→ SUPPLIED RECORDS
::::

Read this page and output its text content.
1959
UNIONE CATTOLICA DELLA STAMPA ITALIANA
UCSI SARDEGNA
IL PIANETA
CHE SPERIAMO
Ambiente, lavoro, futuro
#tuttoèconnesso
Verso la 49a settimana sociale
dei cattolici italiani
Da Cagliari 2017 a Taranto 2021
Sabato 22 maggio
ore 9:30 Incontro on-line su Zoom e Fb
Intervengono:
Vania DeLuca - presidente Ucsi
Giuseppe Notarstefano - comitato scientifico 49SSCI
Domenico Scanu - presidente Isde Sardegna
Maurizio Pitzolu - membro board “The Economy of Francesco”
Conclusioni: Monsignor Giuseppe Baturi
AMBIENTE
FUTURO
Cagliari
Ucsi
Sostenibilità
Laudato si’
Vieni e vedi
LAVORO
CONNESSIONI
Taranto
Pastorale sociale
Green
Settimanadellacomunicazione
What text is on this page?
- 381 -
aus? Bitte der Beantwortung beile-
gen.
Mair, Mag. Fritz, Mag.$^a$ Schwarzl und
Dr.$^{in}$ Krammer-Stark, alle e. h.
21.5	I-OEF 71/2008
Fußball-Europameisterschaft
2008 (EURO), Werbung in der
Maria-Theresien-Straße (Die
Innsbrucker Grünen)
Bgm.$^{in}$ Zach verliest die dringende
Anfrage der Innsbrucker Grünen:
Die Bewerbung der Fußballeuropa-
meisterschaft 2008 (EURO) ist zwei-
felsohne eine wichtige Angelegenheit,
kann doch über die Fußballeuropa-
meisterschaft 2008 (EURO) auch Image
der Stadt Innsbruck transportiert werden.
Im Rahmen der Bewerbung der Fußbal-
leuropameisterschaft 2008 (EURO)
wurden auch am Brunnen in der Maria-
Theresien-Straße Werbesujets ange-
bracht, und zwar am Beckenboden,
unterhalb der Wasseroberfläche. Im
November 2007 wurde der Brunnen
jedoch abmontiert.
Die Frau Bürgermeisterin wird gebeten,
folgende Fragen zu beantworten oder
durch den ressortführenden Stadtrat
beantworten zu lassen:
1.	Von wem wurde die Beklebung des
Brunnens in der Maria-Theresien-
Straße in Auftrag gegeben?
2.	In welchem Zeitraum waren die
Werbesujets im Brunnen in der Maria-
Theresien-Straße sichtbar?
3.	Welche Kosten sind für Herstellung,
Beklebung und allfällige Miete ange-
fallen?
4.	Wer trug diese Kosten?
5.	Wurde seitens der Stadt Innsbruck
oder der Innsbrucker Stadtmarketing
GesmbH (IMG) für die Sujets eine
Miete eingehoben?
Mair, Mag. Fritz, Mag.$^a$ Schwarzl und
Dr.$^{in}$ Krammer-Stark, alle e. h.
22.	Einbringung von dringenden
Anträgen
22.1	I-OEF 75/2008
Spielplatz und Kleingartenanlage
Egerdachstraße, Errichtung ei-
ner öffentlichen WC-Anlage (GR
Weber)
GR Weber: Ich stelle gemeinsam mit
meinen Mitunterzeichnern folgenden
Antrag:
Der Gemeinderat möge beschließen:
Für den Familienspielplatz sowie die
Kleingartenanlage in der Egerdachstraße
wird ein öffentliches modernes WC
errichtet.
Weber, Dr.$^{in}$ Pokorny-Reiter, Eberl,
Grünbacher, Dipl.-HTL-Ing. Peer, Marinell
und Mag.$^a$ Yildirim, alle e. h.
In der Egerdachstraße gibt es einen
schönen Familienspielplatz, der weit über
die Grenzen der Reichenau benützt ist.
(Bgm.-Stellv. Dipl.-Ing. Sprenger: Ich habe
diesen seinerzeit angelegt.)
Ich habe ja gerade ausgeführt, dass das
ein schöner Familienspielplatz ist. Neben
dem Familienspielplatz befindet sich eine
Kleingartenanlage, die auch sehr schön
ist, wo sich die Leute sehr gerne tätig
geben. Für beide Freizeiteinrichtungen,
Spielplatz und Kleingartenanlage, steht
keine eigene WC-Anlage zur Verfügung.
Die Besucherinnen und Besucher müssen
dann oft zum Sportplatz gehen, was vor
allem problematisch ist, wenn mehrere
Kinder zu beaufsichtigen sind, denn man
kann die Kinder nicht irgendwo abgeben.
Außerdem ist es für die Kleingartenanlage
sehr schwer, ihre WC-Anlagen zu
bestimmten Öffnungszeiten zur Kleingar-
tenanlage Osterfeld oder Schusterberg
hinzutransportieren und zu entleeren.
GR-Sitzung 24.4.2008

::::

→ STATED EXERCISE
Scan the material above for the string "this" and return the lines that hold it.

→ TASK OUTPUT
Read this page and output its text content.
What text is on this page?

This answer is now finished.